Start Entries shown
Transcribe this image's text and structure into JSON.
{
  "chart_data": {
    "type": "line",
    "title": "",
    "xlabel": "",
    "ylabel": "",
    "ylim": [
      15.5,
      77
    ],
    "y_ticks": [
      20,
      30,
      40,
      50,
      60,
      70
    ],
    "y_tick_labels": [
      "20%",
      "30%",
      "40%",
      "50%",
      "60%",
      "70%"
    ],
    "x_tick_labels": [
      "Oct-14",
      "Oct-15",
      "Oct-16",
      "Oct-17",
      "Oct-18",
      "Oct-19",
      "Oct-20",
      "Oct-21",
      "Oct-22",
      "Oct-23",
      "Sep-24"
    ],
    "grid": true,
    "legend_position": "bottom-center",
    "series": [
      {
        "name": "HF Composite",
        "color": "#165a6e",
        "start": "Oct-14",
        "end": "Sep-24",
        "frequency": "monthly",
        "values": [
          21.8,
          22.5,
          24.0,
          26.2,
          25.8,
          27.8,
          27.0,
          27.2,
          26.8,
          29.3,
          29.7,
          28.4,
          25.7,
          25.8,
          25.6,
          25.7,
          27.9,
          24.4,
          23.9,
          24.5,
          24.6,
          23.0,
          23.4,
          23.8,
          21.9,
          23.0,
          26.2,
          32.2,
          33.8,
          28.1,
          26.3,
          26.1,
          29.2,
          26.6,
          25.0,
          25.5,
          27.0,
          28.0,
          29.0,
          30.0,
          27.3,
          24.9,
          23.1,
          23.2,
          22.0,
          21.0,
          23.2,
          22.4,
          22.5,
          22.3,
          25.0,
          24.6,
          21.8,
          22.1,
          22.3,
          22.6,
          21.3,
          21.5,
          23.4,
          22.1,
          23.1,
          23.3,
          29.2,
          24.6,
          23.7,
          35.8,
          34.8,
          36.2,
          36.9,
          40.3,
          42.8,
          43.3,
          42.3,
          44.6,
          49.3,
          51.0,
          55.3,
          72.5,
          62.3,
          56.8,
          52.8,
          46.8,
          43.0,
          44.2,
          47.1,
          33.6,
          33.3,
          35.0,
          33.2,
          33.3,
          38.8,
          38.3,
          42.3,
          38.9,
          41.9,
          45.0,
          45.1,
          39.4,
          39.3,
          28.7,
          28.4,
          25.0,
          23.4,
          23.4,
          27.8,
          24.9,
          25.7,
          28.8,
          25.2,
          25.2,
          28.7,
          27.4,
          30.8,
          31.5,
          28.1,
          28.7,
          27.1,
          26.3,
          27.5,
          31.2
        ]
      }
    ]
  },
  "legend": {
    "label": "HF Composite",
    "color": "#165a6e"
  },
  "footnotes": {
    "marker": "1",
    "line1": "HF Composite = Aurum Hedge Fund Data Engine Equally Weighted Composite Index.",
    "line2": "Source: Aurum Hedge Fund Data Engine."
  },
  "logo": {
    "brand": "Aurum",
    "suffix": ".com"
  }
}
End Entries shown
▸ **Exercise objective**
Return what is listed above, exactly and completely.

▸ **The answer**
Transcribe this image's text and structure into JSON.
{
  "chart_data": {
    "type": "line",
    "title": "",
    "xlabel": "",
    "ylabel": "",
    "ylim": [
      15.5,
      77
    ],
    "y_ticks": [
      20,
      30,
      40,
      50,
      60,
      70
    ],
    "y_tick_labels": [
      "20%",
      "30%",
      "40%",
      "50%",
      "60%",
      "70%"
    ],
    "x_tick_labels": [
      "Oct-14",
      "Oct-15",
      "Oct-16",
      "Oct-17",
      "Oct-18",
      "Oct-19",
      "Oct-20",
      "Oct-21",
      "Oct-22",
      "Oct-23",
      "Sep-24"
    ],
    "grid": true,
    "legend_position": "bottom-center",
    "series": [
      {
        "name": "HF Composite",
        "color": "#165a6e",
        "start": "Oct-14",
        "end": "Sep-24",
        "frequency": "monthly",
        "values": [
          21.8,
          22.5,
          24.0,
          26.2,
          25.8,
          27.8,
          27.0,
          27.2,
          26.8,
          29.3,
          29.7,
          28.4,
          25.7,
          25.8,
          25.6,
          25.7,
          27.9,
          24.4,
          23.9,
          24.5,
          24.6,
          23.0,
          23.4,
          23.8,
          21.9,
          23.0,
          26.2,
          32.2,
          33.8,
          28.1,
          26.3,
          26.1,
          29.2,
          26.6,
          25.0,
          25.5,
          27.0,
          28.0,
          29.0,
          30.0,
          27.3,
          24.9,
          23.1,
          23.2,
          22.0,
          21.0,
          23.2,
          22.4,
          22.5,
          22.3,
          25.0,
          24.6,
          21.8,
          22.1,
          22.3,
          22.6,
          21.3,
          21.5,
          23.4,
          22.1,
          23.1,
          23.3,
          29.2,
          24.6,
          23.7,
          35.8,
          34.8,
          36.2,
          36.9,
          40.3,
          42.8,
          43.3,
          42.3,
          44.6,
          49.3,
          51.0,
          55.3,
          72.5,
          62.3,
          56.8,
          52.8,
          46.8,
          43.0,
          44.2,
          47.1,
          33.6,
          33.3,
          35.0,
          33.2,
          33.3,
          38.8,
          38.3,
          42.3,
          38.9,
          41.9,
          45.0,
          45.1,
          39.4,
          39.3,
          28.7,
          28.4,
          25.0,
          23.4,
          23.4,
          27.8,
          24.9,
          25.7,
          28.8,
          25.2,
          25.2,
          28.7,
          27.4,
          30.8,
          31.5,
          28.1,
          28.7,
          27.1,
          26.3,
          27.5,
          31.2
        ]
      }
    ]
  },
  "legend": {
    "label": "HF Composite",
    "color": "#165a6e"
  },
  "footnotes": {
    "marker": "1",
    "line1": "HF Composite = Aurum Hedge Fund Data Engine Equally Weighted Composite Index.",
    "line2": "Source: Aurum Hedge Fund Data Engine."
  },
  "logo": {
    "brand": "Aurum",
    "suffix": ".com"
  }
}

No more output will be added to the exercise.